→ REQUIRED WORK:
What follows is a listing. Return every line of it exactly.

(Data records)
________________

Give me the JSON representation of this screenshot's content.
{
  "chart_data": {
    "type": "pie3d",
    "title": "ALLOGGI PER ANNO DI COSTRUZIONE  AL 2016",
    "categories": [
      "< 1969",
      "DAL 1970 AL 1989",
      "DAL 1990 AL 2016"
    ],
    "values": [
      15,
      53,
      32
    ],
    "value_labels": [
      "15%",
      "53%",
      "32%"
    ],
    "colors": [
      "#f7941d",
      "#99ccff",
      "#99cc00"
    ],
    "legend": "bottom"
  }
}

________________

→ ANSWER TO THIS TASK:
Give me the JSON representation of this screenshot's content.
{
  "chart_data": {
    "type": "pie3d",
    "title": "ALLOGGI PER ANNO DI COSTRUZIONE  AL 2016",
    "categories": [
      "< 1969",
      "DAL 1970 AL 1989",
      "DAL 1990 AL 2016"
    ],
    "values": [
      15,
      53,
      32
    ],
    "value_labels": [
      "15%",
      "53%",
      "32%"
    ],
    "colors": [
      "#f7941d",
      "#99ccff",
      "#99cc00"
    ],
    "legend": "bottom"
  }
}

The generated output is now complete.